Dataset rows about figures
================================

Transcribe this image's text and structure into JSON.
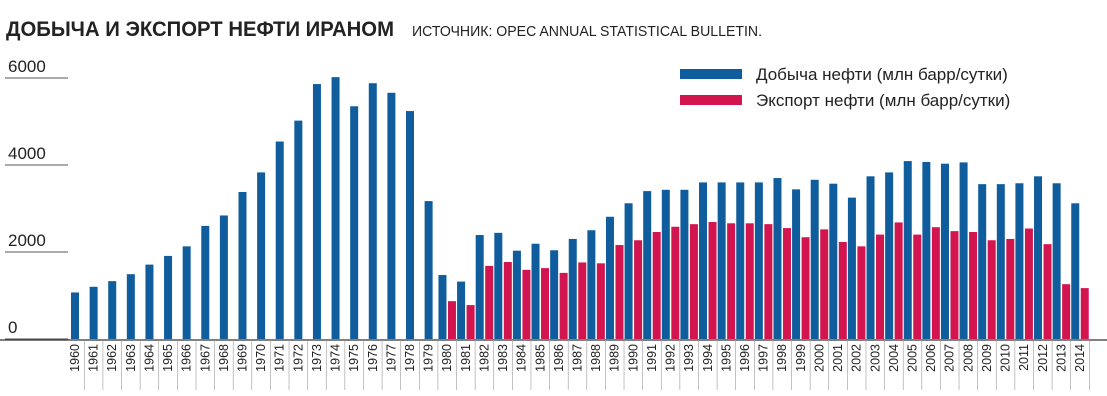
{
  "chart_data": {
    "type": "bar",
    "title": "ДОБЫЧА И ЭКСПОРТ НЕФТИ ИРАНОМ",
    "subtitle": "ИСТОЧНИК: OPEC ANNUAL STATISTICAL BULLETIN.",
    "categories": [
      "1960",
      "1961",
      "1962",
      "1963",
      "1964",
      "1965",
      "1966",
      "1967",
      "1968",
      "1969",
      "1970",
      "1971",
      "1972",
      "1973",
      "1974",
      "1975",
      "1976",
      "1977",
      "1978",
      "1979",
      "1980",
      "1981",
      "1982",
      "1983",
      "1984",
      "1985",
      "1986",
      "1987",
      "1988",
      "1989",
      "1990",
      "1991",
      "1992",
      "1993",
      "1994",
      "1995",
      "1996",
      "1997",
      "1998",
      "1999",
      "2000",
      "2001",
      "2002",
      "2003",
      "2004",
      "2005",
      "2006",
      "2007",
      "2008",
      "2009",
      "2010",
      "2011",
      "2012",
      "2013",
      "2014"
    ],
    "series": [
      {
        "name": "Добыча нефти (млн барр/сутки)",
        "color": "#0f5d9c",
        "values": [
          1070,
          1200,
          1330,
          1490,
          1710,
          1910,
          2130,
          2600,
          2840,
          3380,
          3830,
          4540,
          5020,
          5860,
          6020,
          5350,
          5880,
          5660,
          5240,
          3170,
          1470,
          1320,
          2390,
          2440,
          2030,
          2190,
          2040,
          2300,
          2500,
          2810,
          3120,
          3400,
          3430,
          3430,
          3600,
          3600,
          3600,
          3600,
          3700,
          3440,
          3660,
          3570,
          3250,
          3740,
          3830,
          4090,
          4070,
          4030,
          4060,
          3560,
          3560,
          3580,
          3740,
          3580,
          3120
        ]
      },
      {
        "name": "Экспорт нефти (млн барр/сутки)",
        "color": "#d2154f",
        "values": [
          null,
          null,
          null,
          null,
          null,
          null,
          null,
          null,
          null,
          null,
          null,
          null,
          null,
          null,
          null,
          null,
          null,
          null,
          null,
          null,
          870,
          780,
          1680,
          1770,
          1590,
          1630,
          1520,
          1760,
          1740,
          2160,
          2270,
          2460,
          2580,
          2640,
          2690,
          2660,
          2660,
          2640,
          2550,
          2340,
          2520,
          2230,
          2130,
          2400,
          2680,
          2400,
          2570,
          2480,
          2460,
          2270,
          2300,
          2540,
          2180,
          1260,
          1170
        ]
      }
    ],
    "ylim": [
      0,
      6000
    ],
    "yticks": [
      0,
      2000,
      4000,
      6000
    ]
  }
}
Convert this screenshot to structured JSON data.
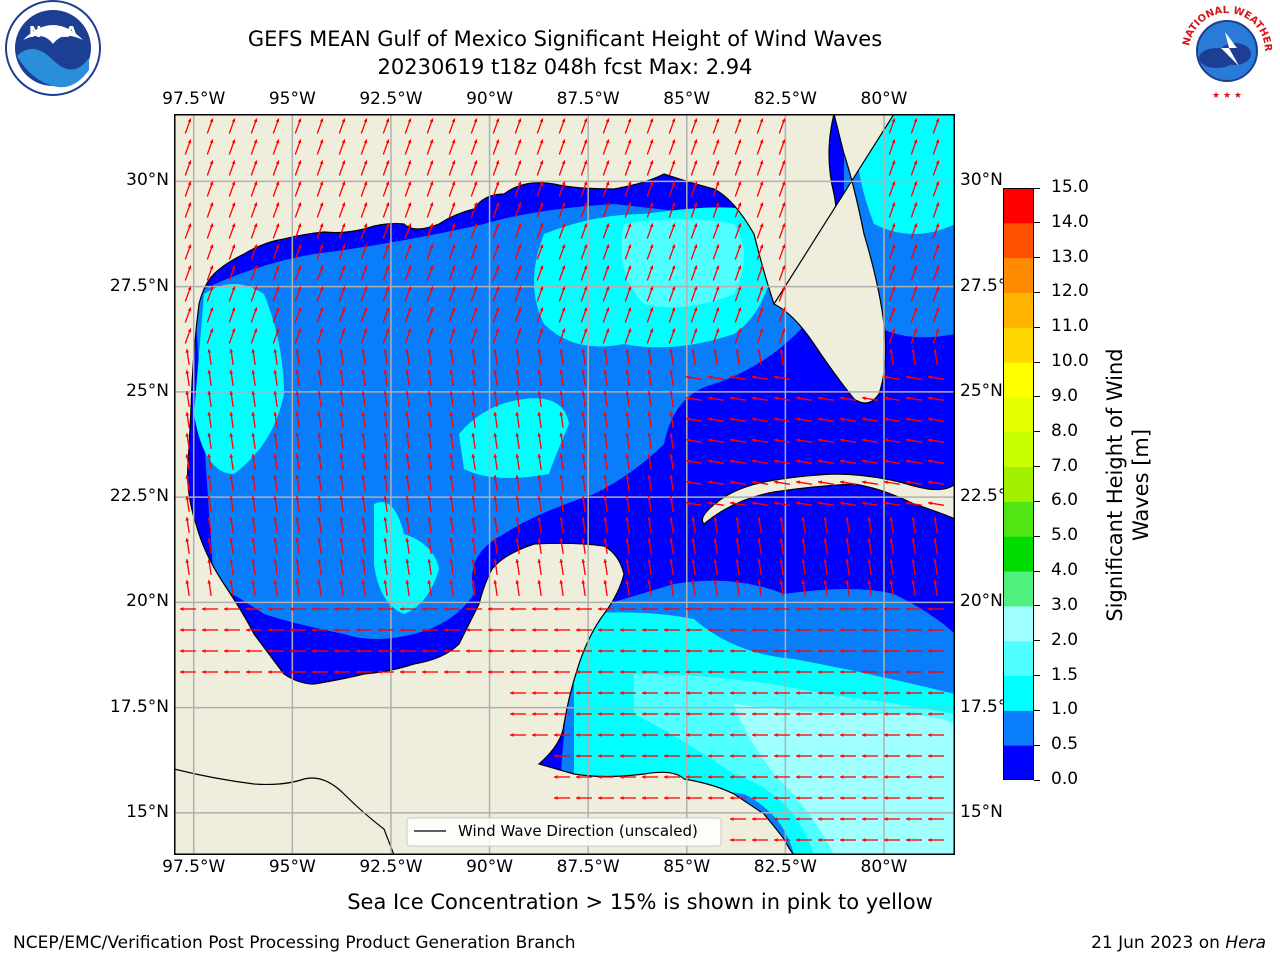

================================

AIM
Show every line above in which the word "сутки" occurs.

TASK ANSWER
        "name": "Добыча нефти (млн барр/сутки)",
        "name": "Экспорт нефти (млн барр/сутки)",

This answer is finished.